### Data shown
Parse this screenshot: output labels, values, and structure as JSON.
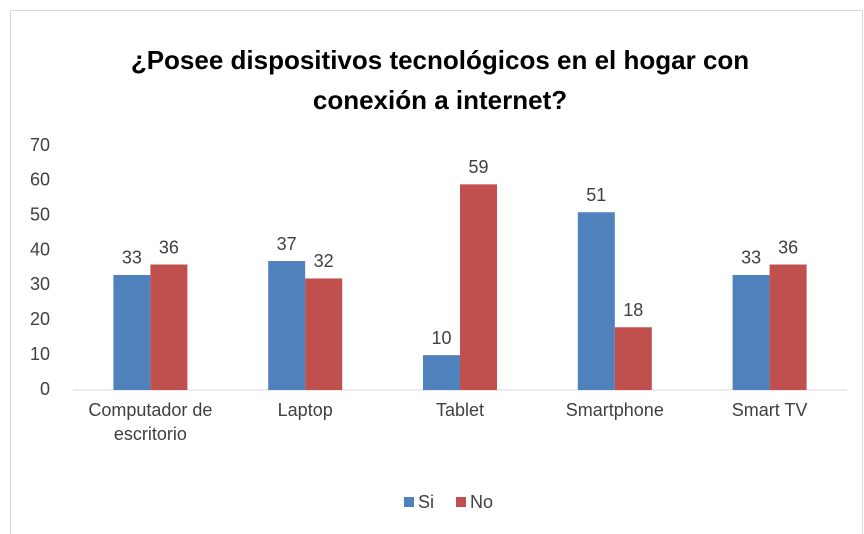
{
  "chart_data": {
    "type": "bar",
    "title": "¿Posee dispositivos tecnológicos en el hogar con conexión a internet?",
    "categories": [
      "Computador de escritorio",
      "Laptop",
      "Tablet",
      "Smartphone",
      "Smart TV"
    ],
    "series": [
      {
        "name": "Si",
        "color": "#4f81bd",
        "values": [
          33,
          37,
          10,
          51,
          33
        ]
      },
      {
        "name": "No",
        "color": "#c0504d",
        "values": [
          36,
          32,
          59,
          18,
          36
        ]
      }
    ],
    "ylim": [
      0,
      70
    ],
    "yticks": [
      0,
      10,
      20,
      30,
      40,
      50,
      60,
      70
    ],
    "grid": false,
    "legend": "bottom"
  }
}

--

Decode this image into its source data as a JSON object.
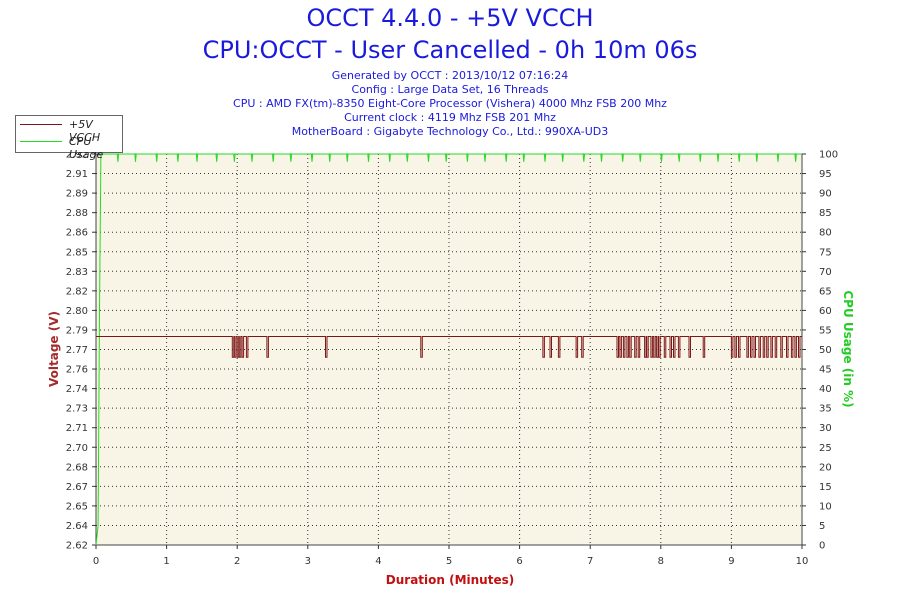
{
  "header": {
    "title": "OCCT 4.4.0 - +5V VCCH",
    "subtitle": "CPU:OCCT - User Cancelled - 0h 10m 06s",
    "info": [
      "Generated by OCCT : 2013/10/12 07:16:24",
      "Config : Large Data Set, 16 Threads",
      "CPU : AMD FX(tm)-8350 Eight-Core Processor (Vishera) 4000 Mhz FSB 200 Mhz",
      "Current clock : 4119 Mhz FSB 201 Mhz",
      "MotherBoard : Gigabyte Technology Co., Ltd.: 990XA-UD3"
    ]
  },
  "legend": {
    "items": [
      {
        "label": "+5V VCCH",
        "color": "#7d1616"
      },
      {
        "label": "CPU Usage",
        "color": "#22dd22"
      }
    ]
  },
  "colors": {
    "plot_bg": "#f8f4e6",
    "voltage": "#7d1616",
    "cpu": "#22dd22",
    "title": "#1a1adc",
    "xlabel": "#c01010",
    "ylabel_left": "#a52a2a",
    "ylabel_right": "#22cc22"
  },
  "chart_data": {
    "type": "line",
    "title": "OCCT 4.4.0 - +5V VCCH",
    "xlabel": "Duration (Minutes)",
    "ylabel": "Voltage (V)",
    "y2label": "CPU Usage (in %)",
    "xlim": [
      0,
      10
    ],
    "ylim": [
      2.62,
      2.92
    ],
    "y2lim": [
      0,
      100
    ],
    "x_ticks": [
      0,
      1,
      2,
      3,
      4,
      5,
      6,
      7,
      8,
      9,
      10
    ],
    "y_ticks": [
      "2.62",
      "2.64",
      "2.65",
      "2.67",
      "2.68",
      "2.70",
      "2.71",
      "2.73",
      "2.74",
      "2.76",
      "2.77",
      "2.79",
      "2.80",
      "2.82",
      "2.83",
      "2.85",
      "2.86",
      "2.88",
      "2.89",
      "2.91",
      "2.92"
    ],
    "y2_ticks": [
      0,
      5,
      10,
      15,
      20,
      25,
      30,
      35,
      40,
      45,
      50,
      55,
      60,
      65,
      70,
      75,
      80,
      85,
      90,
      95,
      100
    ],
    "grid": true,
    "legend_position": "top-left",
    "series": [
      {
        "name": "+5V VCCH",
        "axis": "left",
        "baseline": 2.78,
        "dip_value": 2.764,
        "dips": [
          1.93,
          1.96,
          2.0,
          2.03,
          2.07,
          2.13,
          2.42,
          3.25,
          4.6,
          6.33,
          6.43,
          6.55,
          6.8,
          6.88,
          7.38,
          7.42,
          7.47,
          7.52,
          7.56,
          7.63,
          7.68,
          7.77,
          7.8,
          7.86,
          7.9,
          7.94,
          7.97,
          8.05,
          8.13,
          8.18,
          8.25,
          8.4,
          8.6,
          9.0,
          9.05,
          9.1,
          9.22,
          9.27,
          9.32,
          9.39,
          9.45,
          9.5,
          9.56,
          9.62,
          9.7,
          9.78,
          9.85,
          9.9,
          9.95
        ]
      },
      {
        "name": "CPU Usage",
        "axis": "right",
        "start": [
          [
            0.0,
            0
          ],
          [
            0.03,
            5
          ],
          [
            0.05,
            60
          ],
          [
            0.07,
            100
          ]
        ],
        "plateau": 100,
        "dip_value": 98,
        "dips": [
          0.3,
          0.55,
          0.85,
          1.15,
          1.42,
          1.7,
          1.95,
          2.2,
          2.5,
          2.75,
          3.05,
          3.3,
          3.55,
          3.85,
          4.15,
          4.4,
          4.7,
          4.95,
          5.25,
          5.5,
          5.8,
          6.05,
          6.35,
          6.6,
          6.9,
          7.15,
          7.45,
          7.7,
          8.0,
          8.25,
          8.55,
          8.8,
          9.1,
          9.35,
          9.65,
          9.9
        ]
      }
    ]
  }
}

### Requirements
Collect every line with the string "JSON" from the records, and copy each.

### Exercise answer
Parse this screenshot: output labels, values, and structure as JSON.
Decode this image into its source data as a JSON object.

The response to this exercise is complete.